What you will do:
Of the lines in these entries, how many contain the string "인공지능"? Give the number and nothing else.

Start of Records for the task

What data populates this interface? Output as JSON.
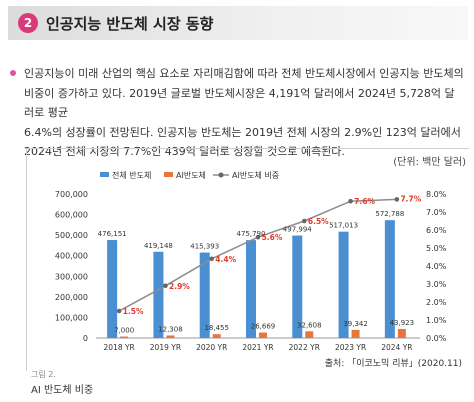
{
  "header": {
    "number": "2",
    "title": "인공지능 반도체 시장 동향"
  },
  "paragraph": {
    "lines": [
      "인공지능이 미래 산업의 핵심 요소로 자리매김함에 따라 전체 반도체시장에서 인공지능 반도체의",
      "비중이 증가하고 있다. 2019년 글로벌 반도체시장은 4,191억 달러에서 2024년 5,728억 달러로 평균",
      "6.4%의 성장률이 전망된다. 인공지능 반도체는 2019년 전체 시장의 2.9%인 123억 달러에서",
      "2024년 전체 시장의 7.7%인 439억 달러로 성장할 것으로 예측된다."
    ]
  },
  "unit_label": "(단위: 백만 달러)",
  "source": "출처: 「이코노믹 리뷰」(2020.11)",
  "caption": {
    "number": "그림 2.",
    "title": "AI 반도체 비중"
  },
  "colors": {
    "total_bar": "#4a8fd1",
    "ai_bar": "#e8753a",
    "ratio_line": "#8c8c8c",
    "ratio_label": "#e0392a",
    "accent": "#d83a7a"
  },
  "chart_data": {
    "type": "bar",
    "categories": [
      "2018 YR",
      "2019 YR",
      "2020 YR",
      "2021 YR",
      "2022 YR",
      "2023 YR",
      "2024 YR"
    ],
    "series": [
      {
        "name": "전체 반도체",
        "type": "bar",
        "axis": "left",
        "values": [
          476151,
          419148,
          415393,
          475790,
          497994,
          517013,
          572788
        ],
        "labels": [
          "476,151",
          "419,148",
          "415,393",
          "475,790",
          "497,994",
          "517,013",
          "572,788"
        ]
      },
      {
        "name": "AI반도체",
        "type": "bar",
        "axis": "left",
        "values": [
          7000,
          12308,
          18455,
          26669,
          32608,
          39342,
          43923
        ],
        "labels": [
          "7,000",
          "12,308",
          "18,455",
          "26,669",
          "32,608",
          "39,342",
          "43,923"
        ]
      },
      {
        "name": "AI반도체 비중",
        "type": "line",
        "axis": "right",
        "values": [
          1.5,
          2.9,
          4.4,
          5.6,
          6.5,
          7.6,
          7.7
        ],
        "labels": [
          "1.5%",
          "2.9%",
          "4.4%",
          "5.6%",
          "6.5%",
          "7.6%",
          "7.7%"
        ]
      }
    ],
    "y_left": {
      "min": 0,
      "max": 700000,
      "ticks": [
        "0",
        "100,000",
        "200,000",
        "300,000",
        "400,000",
        "500,000",
        "600,000",
        "700,000"
      ]
    },
    "y_right": {
      "min": 0,
      "max": 8.0,
      "ticks": [
        "0.0%",
        "1.0%",
        "2.0%",
        "3.0%",
        "4.0%",
        "5.0%",
        "6.0%",
        "7.0%",
        "8.0%"
      ]
    },
    "grid": false,
    "legend_position": "top"
  }
}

End of Records for the task

Reply to the task:
3